◆ **Task brief**
Retype the whole listing below, character for character.

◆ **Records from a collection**
★ ★ ★ ★

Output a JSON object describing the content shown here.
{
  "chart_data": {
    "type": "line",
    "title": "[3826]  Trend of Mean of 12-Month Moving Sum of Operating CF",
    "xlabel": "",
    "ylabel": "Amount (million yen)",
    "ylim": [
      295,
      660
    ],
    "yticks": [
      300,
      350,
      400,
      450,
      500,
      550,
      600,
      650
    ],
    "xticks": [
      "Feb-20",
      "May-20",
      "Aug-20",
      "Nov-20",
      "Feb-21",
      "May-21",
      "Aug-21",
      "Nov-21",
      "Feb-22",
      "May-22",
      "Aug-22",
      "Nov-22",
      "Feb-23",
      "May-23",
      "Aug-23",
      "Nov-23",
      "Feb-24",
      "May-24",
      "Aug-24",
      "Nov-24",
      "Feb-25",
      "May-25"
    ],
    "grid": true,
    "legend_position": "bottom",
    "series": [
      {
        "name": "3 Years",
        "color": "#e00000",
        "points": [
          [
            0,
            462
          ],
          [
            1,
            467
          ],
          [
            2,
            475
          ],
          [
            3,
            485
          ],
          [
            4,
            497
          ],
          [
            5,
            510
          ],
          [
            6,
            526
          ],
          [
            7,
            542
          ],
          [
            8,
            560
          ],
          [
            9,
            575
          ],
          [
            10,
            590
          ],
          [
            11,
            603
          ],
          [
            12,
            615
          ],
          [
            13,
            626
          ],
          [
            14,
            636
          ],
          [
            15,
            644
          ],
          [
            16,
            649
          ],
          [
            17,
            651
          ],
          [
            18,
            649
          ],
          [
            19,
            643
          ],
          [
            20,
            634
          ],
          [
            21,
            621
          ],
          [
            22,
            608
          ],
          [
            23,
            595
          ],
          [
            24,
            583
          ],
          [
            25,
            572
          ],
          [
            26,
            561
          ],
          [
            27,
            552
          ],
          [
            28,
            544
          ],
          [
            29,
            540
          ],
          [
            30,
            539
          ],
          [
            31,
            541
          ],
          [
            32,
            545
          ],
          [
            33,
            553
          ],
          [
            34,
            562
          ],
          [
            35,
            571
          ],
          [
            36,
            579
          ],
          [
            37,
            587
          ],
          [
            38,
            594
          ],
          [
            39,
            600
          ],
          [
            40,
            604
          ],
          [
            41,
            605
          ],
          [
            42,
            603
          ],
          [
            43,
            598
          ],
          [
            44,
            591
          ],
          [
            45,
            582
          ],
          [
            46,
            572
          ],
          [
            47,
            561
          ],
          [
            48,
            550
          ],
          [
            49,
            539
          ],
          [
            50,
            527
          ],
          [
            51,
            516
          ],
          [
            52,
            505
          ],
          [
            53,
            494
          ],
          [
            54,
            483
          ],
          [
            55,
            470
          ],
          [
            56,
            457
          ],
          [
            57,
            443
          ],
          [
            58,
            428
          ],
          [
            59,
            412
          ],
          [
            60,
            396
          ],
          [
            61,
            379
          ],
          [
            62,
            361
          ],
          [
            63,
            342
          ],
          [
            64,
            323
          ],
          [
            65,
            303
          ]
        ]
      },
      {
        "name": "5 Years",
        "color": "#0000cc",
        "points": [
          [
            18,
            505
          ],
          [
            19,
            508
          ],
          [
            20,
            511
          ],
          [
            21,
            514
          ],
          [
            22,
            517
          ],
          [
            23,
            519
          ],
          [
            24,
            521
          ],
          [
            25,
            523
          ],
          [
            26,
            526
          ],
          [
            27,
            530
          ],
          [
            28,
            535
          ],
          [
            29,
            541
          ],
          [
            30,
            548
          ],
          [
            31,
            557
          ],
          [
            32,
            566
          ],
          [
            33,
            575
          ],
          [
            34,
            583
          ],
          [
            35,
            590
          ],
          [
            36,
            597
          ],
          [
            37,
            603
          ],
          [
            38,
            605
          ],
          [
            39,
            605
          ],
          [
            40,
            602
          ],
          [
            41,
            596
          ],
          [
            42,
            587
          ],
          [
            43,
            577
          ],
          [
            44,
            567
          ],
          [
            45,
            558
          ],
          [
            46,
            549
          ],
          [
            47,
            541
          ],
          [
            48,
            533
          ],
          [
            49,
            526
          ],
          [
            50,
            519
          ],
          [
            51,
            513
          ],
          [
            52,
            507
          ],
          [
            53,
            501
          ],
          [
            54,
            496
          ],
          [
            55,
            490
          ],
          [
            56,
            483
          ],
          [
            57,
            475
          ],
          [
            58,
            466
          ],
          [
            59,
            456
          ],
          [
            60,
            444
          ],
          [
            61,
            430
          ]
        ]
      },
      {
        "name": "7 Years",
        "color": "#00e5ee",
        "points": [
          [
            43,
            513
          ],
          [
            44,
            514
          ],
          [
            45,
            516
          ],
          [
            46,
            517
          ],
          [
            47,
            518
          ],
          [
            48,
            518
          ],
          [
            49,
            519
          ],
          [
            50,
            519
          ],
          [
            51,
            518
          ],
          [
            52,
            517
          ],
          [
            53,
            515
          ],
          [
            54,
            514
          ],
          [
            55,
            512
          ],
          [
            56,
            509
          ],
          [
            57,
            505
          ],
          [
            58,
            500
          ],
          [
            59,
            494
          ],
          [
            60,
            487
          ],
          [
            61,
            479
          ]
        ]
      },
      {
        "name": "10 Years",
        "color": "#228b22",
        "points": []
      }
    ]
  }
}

★ ★ ★ ★

◆ **Reply to the exercise**
Output a JSON object describing the content shown here.
{
  "chart_data": {
    "type": "line",
    "title": "[3826]  Trend of Mean of 12-Month Moving Sum of Operating CF",
    "xlabel": "",
    "ylabel": "Amount (million yen)",
    "ylim": [
      295,
      660
    ],
    "yticks": [
      300,
      350,
      400,
      450,
      500,
      550,
      600,
      650
    ],
    "xticks": [
      "Feb-20",
      "May-20",
      "Aug-20",
      "Nov-20",
      "Feb-21",
      "May-21",
      "Aug-21",
      "Nov-21",
      "Feb-22",
      "May-22",
      "Aug-22",
      "Nov-22",
      "Feb-23",
      "May-23",
      "Aug-23",
      "Nov-23",
      "Feb-24",
      "May-24",
      "Aug-24",
      "Nov-24",
      "Feb-25",
      "May-25"
    ],
    "grid": true,
    "legend_position": "bottom",
    "series": [
      {
        "name": "3 Years",
        "color": "#e00000",
        "points": [
          [
            0,
            462
          ],
          [
            1,
            467
          ],
          [
            2,
            475
          ],
          [
            3,
            485
          ],
          [
            4,
            497
          ],
          [
            5,
            510
          ],
          [
            6,
            526
          ],
          [
            7,
            542
          ],
          [
            8,
            560
          ],
          [
            9,
            575
          ],
          [
            10,
            590
          ],
          [
            11,
            603
          ],
          [
            12,
            615
          ],
          [
            13,
            626
          ],
          [
            14,
            636
          ],
          [
            15,
            644
          ],
          [
            16,
            649
          ],
          [
            17,
            651
          ],
          [
            18,
            649
          ],
          [
            19,
            643
          ],
          [
            20,
            634
          ],
          [
            21,
            621
          ],
          [
            22,
            608
          ],
          [
            23,
            595
          ],
          [
            24,
            583
          ],
          [
            25,
            572
          ],
          [
            26,
            561
          ],
          [
            27,
            552
          ],
          [
            28,
            544
          ],
          [
            29,
            540
          ],
          [
            30,
            539
          ],
          [
            31,
            541
          ],
          [
            32,
            545
          ],
          [
            33,
            553
          ],
          [
            34,
            562
          ],
          [
            35,
            571
          ],
          [
            36,
            579
          ],
          [
            37,
            587
          ],
          [
            38,
            594
          ],
          [
            39,
            600
          ],
          [
            40,
            604
          ],
          [
            41,
            605
          ],
          [
            42,
            603
          ],
          [
            43,
            598
          ],
          [
            44,
            591
          ],
          [
            45,
            582
          ],
          [
            46,
            572
          ],
          [
            47,
            561
          ],
          [
            48,
            550
          ],
          [
            49,
            539
          ],
          [
            50,
            527
          ],
          [
            51,
            516
          ],
          [
            52,
            505
          ],
          [
            53,
            494
          ],
          [
            54,
            483
          ],
          [
            55,
            470
          ],
          [
            56,
            457
          ],
          [
            57,
            443
          ],
          [
            58,
            428
          ],
          [
            59,
            412
          ],
          [
            60,
            396
          ],
          [
            61,
            379
          ],
          [
            62,
            361
          ],
          [
            63,
            342
          ],
          [
            64,
            323
          ],
          [
            65,
            303
          ]
        ]
      },
      {
        "name": "5 Years",
        "color": "#0000cc",
        "points": [
          [
            18,
            505
          ],
          [
            19,
            508
          ],
          [
            20,
            511
          ],
          [
            21,
            514
          ],
          [
            22,
            517
          ],
          [
            23,
            519
          ],
          [
            24,
            521
          ],
          [
            25,
            523
          ],
          [
            26,
            526
          ],
          [
            27,
            530
          ],
          [
            28,
            535
          ],
          [
            29,
            541
          ],
          [
            30,
            548
          ],
          [
            31,
            557
          ],
          [
            32,
            566
          ],
          [
            33,
            575
          ],
          [
            34,
            583
          ],
          [
            35,
            590
          ],
          [
            36,
            597
          ],
          [
            37,
            603
          ],
          [
            38,
            605
          ],
          [
            39,
            605
          ],
          [
            40,
            602
          ],
          [
            41,
            596
          ],
          [
            42,
            587
          ],
          [
            43,
            577
          ],
          [
            44,
            567
          ],
          [
            45,
            558
          ],
          [
            46,
            549
          ],
          [
            47,
            541
          ],
          [
            48,
            533
          ],
          [
            49,
            526
          ],
          [
            50,
            519
          ],
          [
            51,
            513
          ],
          [
            52,
            507
          ],
          [
            53,
            501
          ],
          [
            54,
            496
          ],
          [
            55,
            490
          ],
          [
            56,
            483
          ],
          [
            57,
            475
          ],
          [
            58,
            466
          ],
          [
            59,
            456
          ],
          [
            60,
            444
          ],
          [
            61,
            430
          ]
        ]
      },
      {
        "name": "7 Years",
        "color": "#00e5ee",
        "points": [
          [
            43,
            513
          ],
          [
            44,
            514
          ],
          [
            45,
            516
          ],
          [
            46,
            517
          ],
          [
            47,
            518
          ],
          [
            48,
            518
          ],
          [
            49,
            519
          ],
          [
            50,
            519
          ],
          [
            51,
            518
          ],
          [
            52,
            517
          ],
          [
            53,
            515
          ],
          [
            54,
            514
          ],
          [
            55,
            512
          ],
          [
            56,
            509
          ],
          [
            57,
            505
          ],
          [
            58,
            500
          ],
          [
            59,
            494
          ],
          [
            60,
            487
          ],
          [
            61,
            479
          ]
        ]
      },
      {
        "name": "10 Years",
        "color": "#228b22",
        "points": []
      }
    ]
  }
}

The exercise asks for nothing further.